* **GOAL**
Output all lines exactly.

- - -

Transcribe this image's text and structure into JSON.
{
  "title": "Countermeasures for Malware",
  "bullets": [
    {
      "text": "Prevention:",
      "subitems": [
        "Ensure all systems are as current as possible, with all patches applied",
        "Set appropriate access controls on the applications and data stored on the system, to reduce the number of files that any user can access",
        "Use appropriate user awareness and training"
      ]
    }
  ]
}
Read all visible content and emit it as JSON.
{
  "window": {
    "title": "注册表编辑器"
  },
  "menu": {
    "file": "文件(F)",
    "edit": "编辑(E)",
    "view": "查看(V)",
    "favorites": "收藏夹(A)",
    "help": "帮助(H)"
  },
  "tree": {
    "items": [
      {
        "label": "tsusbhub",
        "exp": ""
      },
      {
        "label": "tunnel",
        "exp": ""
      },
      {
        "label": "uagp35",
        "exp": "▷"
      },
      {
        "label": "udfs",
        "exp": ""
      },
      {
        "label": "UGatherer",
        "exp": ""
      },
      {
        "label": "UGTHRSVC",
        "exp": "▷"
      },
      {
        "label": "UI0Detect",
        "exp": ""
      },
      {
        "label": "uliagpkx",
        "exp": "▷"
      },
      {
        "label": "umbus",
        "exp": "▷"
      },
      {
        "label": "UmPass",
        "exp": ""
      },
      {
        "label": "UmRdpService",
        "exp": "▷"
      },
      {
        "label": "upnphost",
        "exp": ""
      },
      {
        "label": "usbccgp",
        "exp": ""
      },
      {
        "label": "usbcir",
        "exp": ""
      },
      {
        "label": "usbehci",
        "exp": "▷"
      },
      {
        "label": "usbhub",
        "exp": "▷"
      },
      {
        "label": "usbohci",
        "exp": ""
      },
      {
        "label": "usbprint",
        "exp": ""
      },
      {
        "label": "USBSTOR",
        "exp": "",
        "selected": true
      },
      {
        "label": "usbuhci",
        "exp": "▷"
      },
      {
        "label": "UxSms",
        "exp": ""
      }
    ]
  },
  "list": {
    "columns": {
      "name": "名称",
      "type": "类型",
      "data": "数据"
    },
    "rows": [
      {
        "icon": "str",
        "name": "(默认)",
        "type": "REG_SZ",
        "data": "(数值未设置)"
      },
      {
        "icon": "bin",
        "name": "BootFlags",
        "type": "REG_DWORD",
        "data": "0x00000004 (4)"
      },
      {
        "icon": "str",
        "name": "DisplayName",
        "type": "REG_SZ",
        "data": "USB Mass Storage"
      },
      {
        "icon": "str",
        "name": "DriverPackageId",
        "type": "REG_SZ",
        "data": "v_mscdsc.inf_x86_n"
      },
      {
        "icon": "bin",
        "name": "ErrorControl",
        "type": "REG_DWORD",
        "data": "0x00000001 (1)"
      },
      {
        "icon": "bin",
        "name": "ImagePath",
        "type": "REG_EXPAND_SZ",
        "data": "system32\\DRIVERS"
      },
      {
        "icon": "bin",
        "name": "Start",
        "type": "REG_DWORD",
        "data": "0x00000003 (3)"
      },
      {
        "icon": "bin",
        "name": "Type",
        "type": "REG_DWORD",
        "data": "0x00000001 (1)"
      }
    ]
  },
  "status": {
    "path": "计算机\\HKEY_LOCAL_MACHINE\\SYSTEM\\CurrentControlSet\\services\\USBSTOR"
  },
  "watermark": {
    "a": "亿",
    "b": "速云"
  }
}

- - -

* **EXPECTED OUTPUT**
Transcribe this image's text and structure into JSON.
{
  "title": "Countermeasures for Malware",
  "bullets": [
    {
      "text": "Prevention:",
      "subitems": [
        "Ensure all systems are as current as possible, with all patches applied",
        "Set appropriate access controls on the applications and data stored on the system, to reduce the number of files that any user can access",
        "Use appropriate user awareness and training"
      ]
    }
  ]
}
Read all visible content and emit it as JSON.
{
  "window": {
    "title": "注册表编辑器"
  },
  "menu": {
    "file": "文件(F)",
    "edit": "编辑(E)",
    "view": "查看(V)",
    "favorites": "收藏夹(A)",
    "help": "帮助(H)"
  },
  "tree": {
    "items": [
      {
        "label": "tsusbhub",
        "exp": ""
      },
      {
        "label": "tunnel",
        "exp": ""
      },
      {
        "label": "uagp35",
        "exp": "▷"
      },
      {
        "label": "udfs",
        "exp": ""
      },
      {
        "label": "UGatherer",
        "exp": ""
      },
      {
        "label": "UGTHRSVC",
        "exp": "▷"
      },
      {
        "label": "UI0Detect",
        "exp": ""
      },
      {
        "label": "uliagpkx",
        "exp": "▷"
      },
      {
        "label": "umbus",
        "exp": "▷"
      },
      {
        "label": "UmPass",
        "exp": ""
      },
      {
        "label": "UmRdpService",
        "exp": "▷"
      },
      {
        "label": "upnphost",
        "exp": ""
      },
      {
        "label": "usbccgp",
        "exp": ""
      },
      {
        "label": "usbcir",
        "exp": ""
      },
      {
        "label": "usbehci",
        "exp": "▷"
      },
      {
        "label": "usbhub",
        "exp": "▷"
      },
      {
        "label": "usbohci",
        "exp": ""
      },
      {
        "label": "usbprint",
        "exp": ""
      },
      {
        "label": "USBSTOR",
        "exp": "",
        "selected": true
      },
      {
        "label": "usbuhci",
        "exp": "▷"
      },
      {
        "label": "UxSms",
        "exp": ""
      }
    ]
  },
  "list": {
    "columns": {
      "name": "名称",
      "type": "类型",
      "data": "数据"
    },
    "rows": [
      {
        "icon": "str",
        "name": "(默认)",
        "type": "REG_SZ",
        "data": "(数值未设置)"
      },
      {
        "icon": "bin",
        "name": "BootFlags",
        "type": "REG_DWORD",
        "data": "0x00000004 (4)"
      },
      {
        "icon": "str",
        "name": "DisplayName",
        "type": "REG_SZ",
        "data": "USB Mass Storage"
      },
      {
        "icon": "str",
        "name": "DriverPackageId",
        "type": "REG_SZ",
        "data": "v_mscdsc.inf_x86_n"
      },
      {
        "icon": "bin",
        "name": "ErrorControl",
        "type": "REG_DWORD",
        "data": "0x00000001 (1)"
      },
      {
        "icon": "bin",
        "name": "ImagePath",
        "type": "REG_EXPAND_SZ",
        "data": "system32\\DRIVERS"
      },
      {
        "icon": "bin",
        "name": "Start",
        "type": "REG_DWORD",
        "data": "0x00000003 (3)"
      },
      {
        "icon": "bin",
        "name": "Type",
        "type": "REG_DWORD",
        "data": "0x00000001 (1)"
      }
    ]
  },
  "status": {
    "path": "计算机\\HKEY_LOCAL_MACHINE\\SYSTEM\\CurrentControlSet\\services\\USBSTOR"
  },
  "watermark": {
    "a": "亿",
    "b": "速云"
  }
}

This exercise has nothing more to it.